### WHAT YOU NEED TO DO
Show every line below where "with" can be found.

━━━ SUPPLIED ENTRIES

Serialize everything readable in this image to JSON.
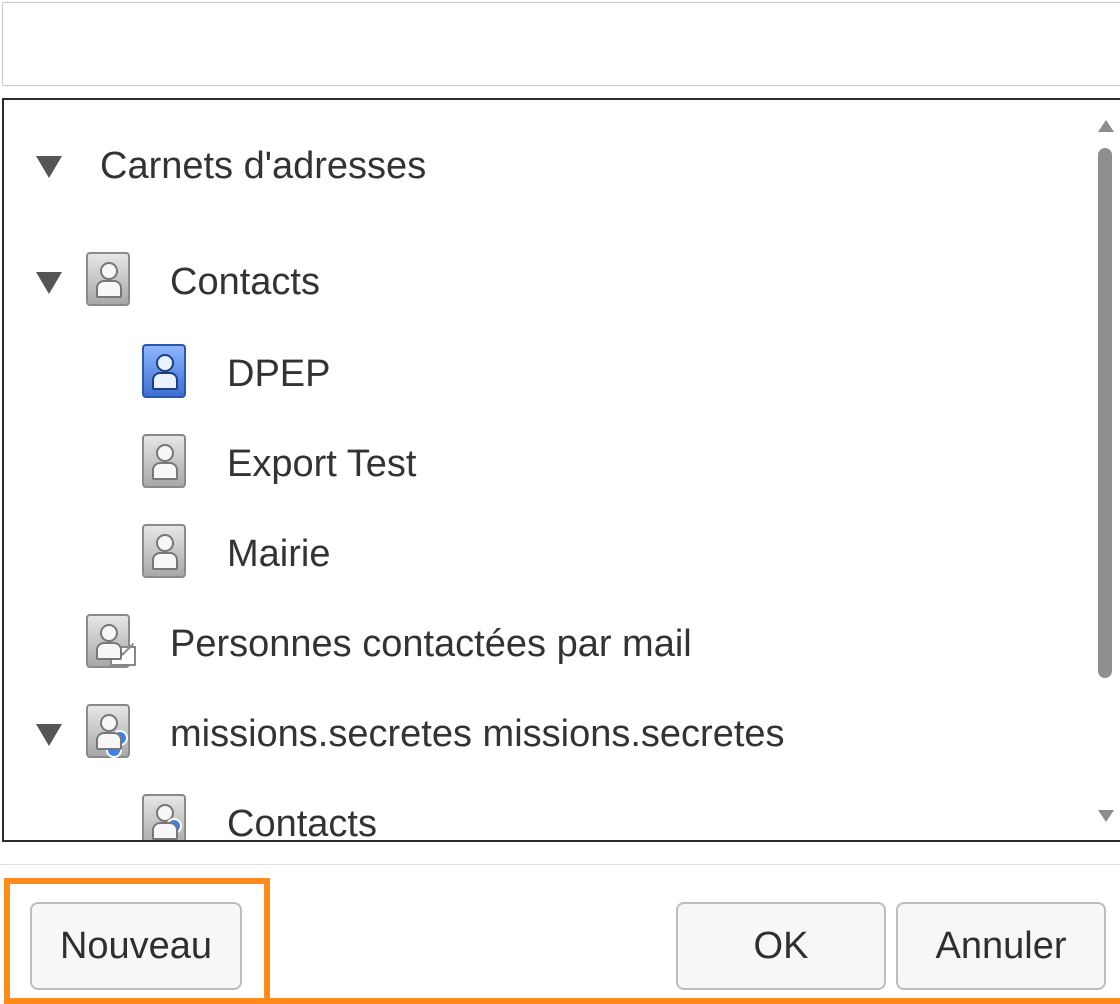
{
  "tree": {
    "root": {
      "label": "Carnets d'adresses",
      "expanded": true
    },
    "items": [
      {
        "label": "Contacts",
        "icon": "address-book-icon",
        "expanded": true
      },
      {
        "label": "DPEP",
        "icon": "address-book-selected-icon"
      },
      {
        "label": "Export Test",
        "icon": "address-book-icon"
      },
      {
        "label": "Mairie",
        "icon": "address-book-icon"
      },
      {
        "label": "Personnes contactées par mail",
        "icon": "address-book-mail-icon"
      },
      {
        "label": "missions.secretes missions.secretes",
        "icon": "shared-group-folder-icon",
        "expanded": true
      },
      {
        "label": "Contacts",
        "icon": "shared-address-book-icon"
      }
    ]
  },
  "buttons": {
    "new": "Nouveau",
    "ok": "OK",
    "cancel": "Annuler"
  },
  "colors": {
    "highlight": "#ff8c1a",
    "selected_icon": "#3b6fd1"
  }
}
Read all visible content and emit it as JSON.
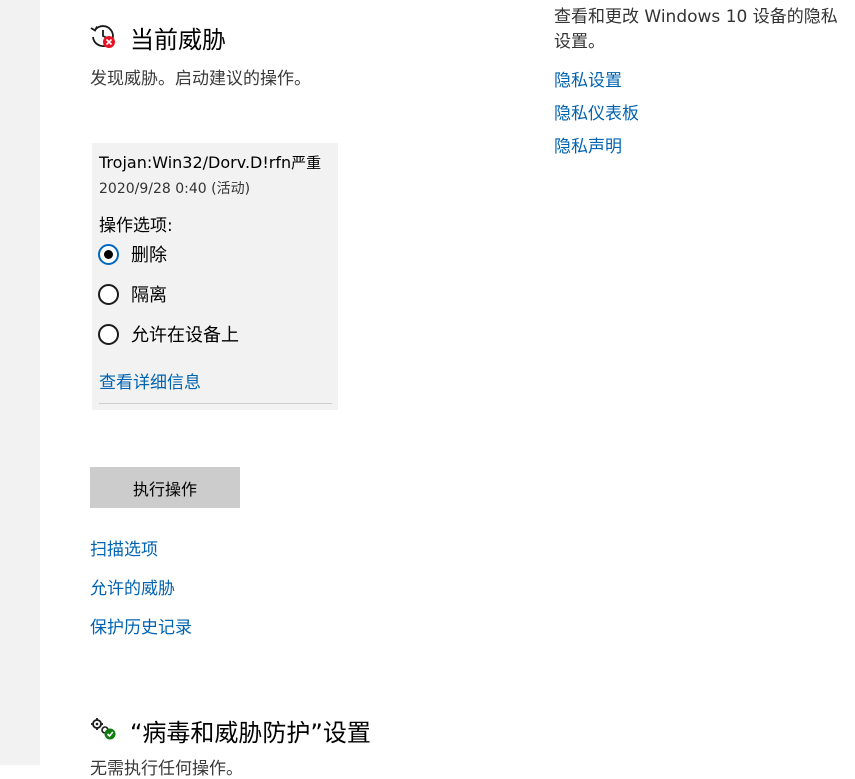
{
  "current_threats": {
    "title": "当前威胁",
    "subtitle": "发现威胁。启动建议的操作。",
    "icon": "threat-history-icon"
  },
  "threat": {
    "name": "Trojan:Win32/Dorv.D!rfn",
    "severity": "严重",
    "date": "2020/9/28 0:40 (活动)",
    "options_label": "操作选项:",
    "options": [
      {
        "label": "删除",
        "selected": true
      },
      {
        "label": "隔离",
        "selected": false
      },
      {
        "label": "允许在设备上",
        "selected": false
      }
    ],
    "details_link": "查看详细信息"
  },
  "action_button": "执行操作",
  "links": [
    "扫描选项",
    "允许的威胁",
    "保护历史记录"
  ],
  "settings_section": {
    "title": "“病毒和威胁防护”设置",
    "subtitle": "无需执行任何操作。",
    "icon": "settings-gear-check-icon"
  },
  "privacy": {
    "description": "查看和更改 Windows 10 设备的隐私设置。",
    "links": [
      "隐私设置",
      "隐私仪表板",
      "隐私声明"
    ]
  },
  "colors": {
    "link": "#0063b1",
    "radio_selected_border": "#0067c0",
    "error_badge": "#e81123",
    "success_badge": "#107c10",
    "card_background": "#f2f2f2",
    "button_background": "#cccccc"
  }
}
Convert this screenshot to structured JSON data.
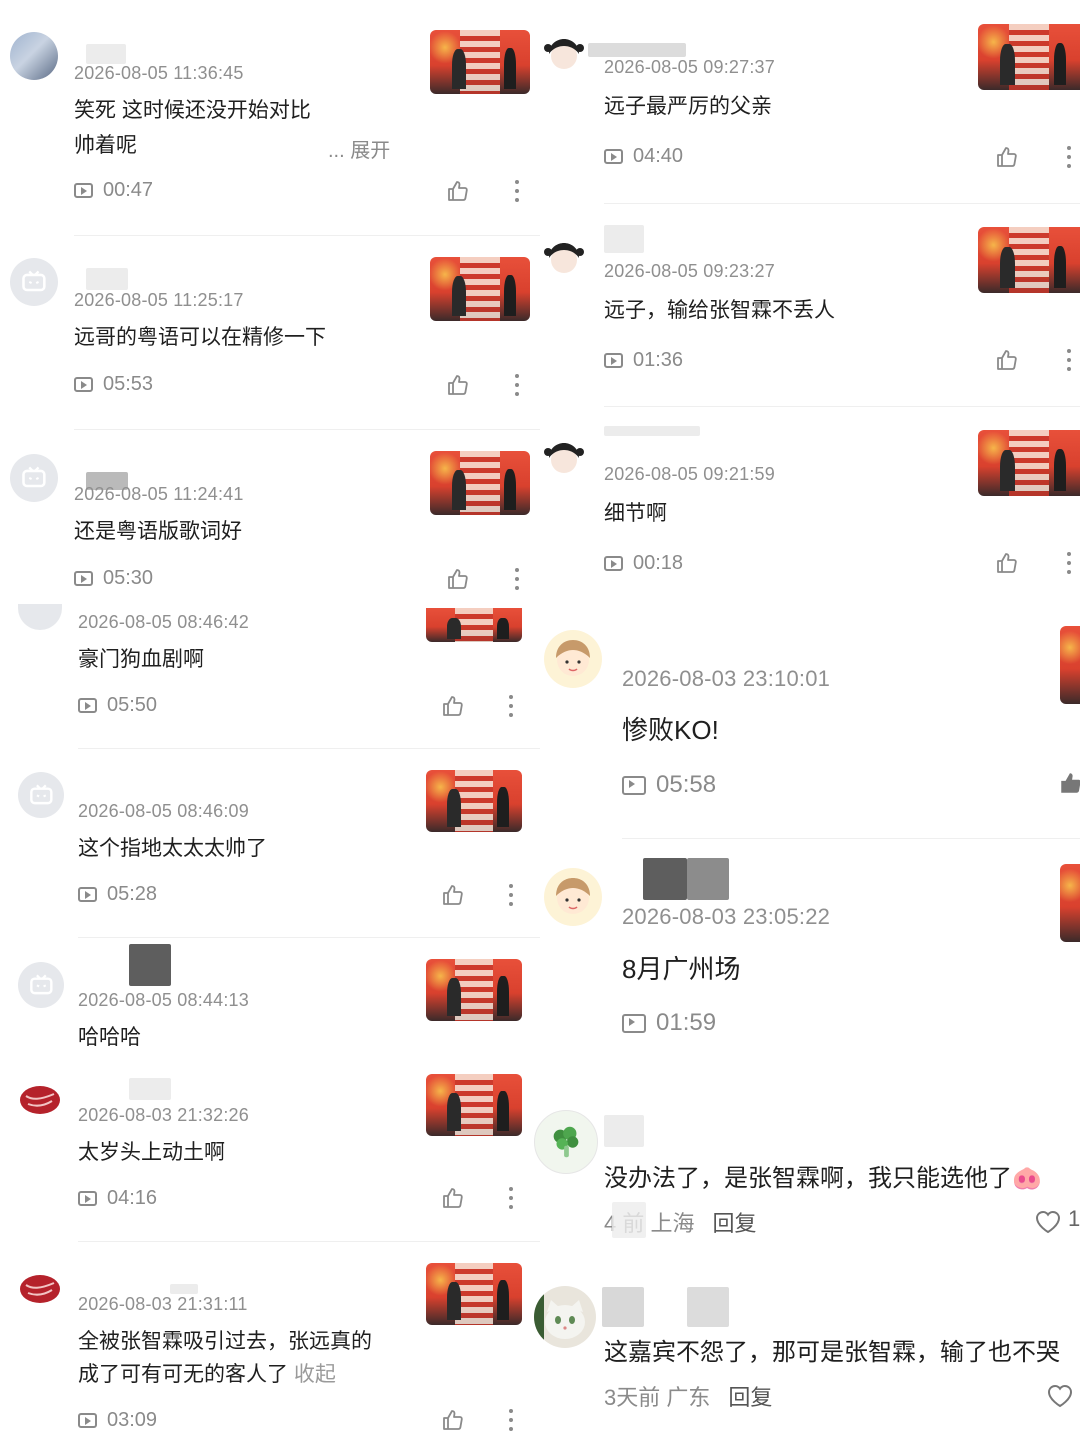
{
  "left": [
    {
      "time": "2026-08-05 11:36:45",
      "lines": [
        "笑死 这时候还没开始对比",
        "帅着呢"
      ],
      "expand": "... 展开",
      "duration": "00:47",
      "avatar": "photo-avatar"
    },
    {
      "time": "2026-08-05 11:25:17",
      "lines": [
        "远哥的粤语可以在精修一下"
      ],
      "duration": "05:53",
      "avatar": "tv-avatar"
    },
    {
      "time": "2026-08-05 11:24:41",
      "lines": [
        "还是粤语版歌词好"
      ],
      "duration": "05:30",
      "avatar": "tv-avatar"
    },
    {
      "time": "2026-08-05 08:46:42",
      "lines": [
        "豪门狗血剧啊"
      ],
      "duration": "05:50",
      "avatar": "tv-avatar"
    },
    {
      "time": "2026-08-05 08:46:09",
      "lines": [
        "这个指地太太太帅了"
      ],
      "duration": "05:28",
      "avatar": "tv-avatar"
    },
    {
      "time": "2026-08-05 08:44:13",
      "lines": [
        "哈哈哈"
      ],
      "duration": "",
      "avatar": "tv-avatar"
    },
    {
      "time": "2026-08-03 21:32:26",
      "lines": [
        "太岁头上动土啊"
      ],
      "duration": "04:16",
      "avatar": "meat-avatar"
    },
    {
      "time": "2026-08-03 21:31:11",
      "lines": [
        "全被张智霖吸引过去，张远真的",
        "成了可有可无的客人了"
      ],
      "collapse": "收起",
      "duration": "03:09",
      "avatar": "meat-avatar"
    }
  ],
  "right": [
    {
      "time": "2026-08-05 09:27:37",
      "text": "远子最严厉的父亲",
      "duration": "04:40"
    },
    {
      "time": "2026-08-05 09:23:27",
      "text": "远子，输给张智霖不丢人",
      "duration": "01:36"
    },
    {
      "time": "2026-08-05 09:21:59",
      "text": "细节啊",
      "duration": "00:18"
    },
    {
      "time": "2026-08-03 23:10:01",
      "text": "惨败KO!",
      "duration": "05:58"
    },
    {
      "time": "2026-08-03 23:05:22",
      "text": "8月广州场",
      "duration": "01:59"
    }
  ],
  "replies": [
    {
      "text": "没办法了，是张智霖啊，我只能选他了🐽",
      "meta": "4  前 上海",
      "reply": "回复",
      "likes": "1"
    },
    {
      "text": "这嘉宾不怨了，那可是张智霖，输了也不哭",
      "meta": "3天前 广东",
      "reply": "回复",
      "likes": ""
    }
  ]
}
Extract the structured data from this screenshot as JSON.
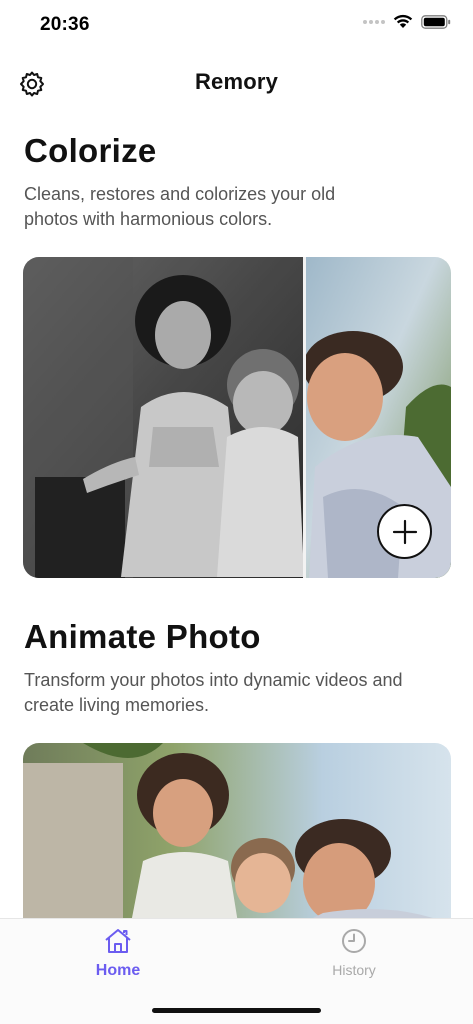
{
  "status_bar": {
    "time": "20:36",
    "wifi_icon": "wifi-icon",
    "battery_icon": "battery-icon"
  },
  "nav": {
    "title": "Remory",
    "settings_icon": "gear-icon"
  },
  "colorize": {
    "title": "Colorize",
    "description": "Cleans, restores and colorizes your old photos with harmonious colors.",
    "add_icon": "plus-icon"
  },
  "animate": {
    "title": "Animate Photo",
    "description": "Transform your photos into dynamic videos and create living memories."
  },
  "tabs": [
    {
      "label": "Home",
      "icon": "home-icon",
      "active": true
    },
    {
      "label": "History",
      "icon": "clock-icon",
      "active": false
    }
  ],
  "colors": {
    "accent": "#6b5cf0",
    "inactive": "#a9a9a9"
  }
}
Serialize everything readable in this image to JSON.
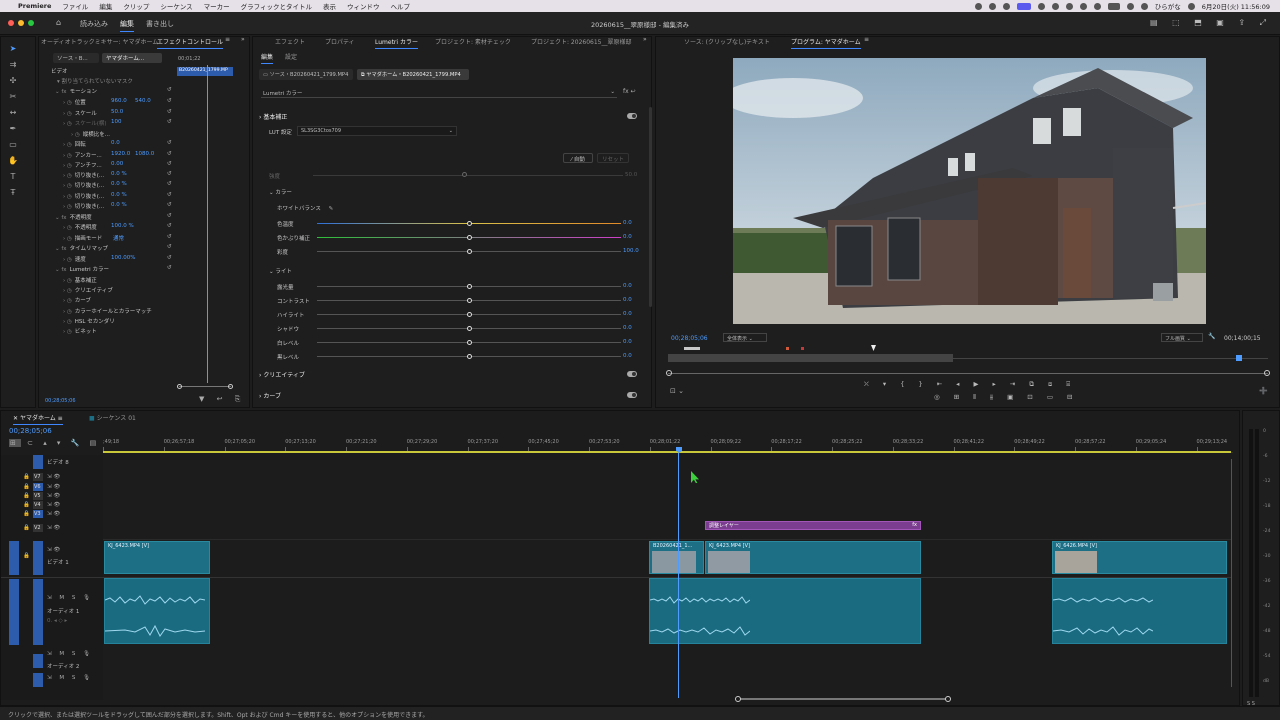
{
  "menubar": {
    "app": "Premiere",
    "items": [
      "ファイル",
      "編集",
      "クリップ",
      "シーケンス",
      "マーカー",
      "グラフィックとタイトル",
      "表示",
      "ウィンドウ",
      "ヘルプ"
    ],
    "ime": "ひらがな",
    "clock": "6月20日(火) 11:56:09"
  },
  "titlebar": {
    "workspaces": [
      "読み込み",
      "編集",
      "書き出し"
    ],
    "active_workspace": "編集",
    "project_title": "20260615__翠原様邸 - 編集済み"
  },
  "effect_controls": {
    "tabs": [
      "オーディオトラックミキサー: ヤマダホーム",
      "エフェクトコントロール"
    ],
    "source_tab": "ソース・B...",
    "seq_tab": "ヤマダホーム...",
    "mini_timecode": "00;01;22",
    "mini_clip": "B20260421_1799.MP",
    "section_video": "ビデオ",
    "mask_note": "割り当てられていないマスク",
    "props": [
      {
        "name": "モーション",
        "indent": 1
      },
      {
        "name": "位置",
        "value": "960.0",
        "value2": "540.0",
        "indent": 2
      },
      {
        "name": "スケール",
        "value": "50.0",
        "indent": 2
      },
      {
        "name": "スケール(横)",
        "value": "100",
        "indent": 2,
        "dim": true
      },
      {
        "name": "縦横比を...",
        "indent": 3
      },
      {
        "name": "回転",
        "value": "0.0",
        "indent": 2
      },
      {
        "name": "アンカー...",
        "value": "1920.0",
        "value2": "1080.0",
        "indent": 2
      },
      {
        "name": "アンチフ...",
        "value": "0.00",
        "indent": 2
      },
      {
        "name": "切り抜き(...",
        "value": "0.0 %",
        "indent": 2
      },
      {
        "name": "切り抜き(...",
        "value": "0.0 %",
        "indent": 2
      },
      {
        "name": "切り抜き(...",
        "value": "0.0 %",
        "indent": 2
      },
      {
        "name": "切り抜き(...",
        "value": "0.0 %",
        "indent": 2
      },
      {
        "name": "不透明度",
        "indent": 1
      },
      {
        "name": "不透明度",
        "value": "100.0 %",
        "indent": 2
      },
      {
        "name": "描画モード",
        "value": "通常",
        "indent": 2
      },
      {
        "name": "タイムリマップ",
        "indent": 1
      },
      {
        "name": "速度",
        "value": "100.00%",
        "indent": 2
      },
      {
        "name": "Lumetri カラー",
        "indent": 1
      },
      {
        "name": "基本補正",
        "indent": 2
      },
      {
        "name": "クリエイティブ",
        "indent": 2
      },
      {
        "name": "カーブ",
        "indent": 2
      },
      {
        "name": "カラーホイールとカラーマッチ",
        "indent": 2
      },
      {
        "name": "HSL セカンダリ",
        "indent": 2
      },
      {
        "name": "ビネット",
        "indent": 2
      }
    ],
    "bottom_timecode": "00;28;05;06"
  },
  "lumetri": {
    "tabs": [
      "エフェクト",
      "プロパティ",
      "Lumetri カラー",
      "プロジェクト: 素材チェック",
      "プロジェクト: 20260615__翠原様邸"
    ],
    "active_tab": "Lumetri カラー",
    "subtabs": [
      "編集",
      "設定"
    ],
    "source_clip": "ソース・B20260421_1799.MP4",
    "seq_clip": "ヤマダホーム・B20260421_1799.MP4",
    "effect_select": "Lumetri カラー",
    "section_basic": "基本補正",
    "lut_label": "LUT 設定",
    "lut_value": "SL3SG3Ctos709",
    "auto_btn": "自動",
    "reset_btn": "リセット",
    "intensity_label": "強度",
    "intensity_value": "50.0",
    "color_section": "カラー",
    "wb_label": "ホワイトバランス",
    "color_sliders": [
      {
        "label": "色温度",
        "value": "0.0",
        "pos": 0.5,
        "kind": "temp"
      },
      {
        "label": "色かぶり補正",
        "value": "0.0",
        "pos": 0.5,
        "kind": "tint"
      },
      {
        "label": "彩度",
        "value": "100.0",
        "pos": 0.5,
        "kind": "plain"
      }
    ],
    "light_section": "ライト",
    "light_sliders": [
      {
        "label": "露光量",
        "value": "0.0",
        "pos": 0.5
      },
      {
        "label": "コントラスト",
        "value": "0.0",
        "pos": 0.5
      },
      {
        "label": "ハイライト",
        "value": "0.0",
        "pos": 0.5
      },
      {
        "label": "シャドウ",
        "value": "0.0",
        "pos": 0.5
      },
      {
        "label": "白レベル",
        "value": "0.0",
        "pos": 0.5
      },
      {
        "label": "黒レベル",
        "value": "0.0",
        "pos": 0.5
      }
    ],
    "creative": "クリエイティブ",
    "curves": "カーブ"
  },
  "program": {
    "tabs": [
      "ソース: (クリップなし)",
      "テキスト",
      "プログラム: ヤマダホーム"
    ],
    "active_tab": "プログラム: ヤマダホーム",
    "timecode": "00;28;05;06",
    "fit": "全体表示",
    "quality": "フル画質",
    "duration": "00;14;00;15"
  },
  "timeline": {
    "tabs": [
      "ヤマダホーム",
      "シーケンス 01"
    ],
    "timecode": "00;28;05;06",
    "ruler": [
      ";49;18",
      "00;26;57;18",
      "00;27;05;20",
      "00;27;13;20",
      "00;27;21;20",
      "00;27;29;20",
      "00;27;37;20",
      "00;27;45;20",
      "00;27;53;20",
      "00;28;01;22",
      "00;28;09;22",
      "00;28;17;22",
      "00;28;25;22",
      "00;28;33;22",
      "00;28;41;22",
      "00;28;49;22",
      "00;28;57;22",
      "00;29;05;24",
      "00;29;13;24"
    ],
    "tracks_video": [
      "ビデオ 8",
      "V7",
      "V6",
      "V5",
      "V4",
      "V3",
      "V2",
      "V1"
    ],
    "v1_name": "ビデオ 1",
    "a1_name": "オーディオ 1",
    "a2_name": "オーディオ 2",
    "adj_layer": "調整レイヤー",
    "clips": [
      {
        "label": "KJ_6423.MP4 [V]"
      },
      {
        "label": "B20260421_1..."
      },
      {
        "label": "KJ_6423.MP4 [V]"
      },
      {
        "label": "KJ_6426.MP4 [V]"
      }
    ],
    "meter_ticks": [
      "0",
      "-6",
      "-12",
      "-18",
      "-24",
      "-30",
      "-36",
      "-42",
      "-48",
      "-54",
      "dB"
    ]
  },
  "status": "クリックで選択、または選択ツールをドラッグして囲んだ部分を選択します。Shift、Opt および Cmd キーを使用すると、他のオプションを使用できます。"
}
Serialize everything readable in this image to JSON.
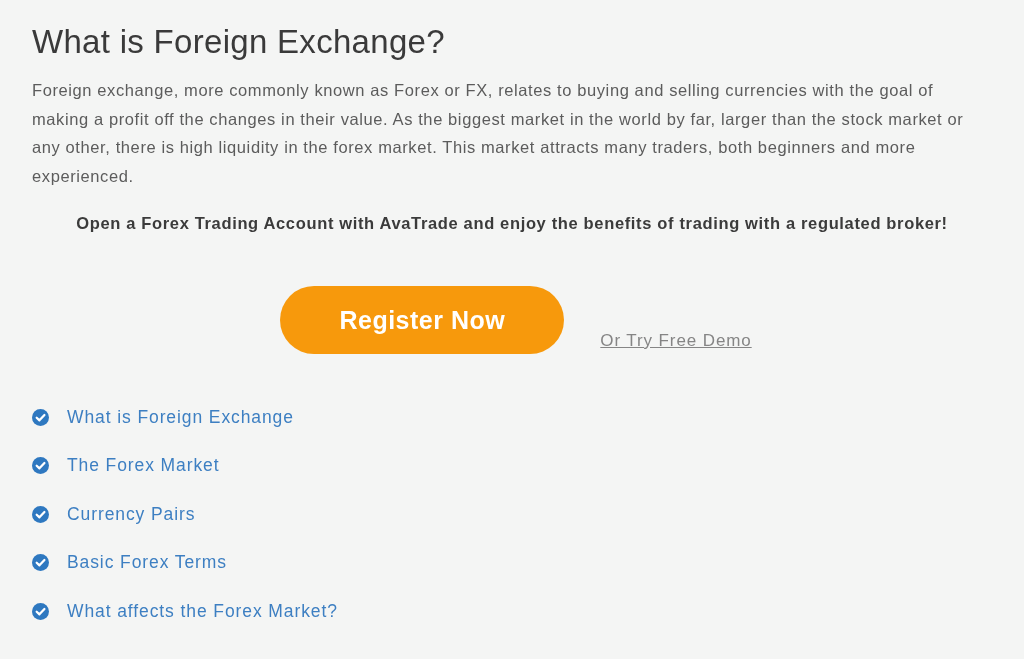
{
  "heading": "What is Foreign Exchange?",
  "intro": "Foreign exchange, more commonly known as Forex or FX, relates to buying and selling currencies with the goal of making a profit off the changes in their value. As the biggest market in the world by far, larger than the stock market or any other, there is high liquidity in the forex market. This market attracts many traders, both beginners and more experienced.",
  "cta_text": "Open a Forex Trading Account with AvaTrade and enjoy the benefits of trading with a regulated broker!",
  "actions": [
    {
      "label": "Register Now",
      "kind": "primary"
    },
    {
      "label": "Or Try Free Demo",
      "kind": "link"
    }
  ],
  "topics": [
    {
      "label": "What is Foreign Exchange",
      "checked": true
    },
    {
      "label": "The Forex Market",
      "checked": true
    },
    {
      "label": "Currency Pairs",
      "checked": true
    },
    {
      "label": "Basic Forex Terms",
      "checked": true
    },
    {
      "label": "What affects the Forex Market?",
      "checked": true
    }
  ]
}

━━━━━━

### CORRECT RESULT
    "description": "Cleans, restores and colorizes your old photos with harmonious colors.",
  "intro": "Foreign exchange, more commonly known as Forex or FX, relates to buying and selling currencies with the goal of making a profit off the changes in their value. As the biggest market in the world by far, larger than the stock market or any other, there is high liquidity in the forex market. This market attracts many traders, both beginners and more experienced.",
  "cta_text": "Open a Forex Trading Account with AvaTrade and enjoy the benefits of trading with a regulated broker!",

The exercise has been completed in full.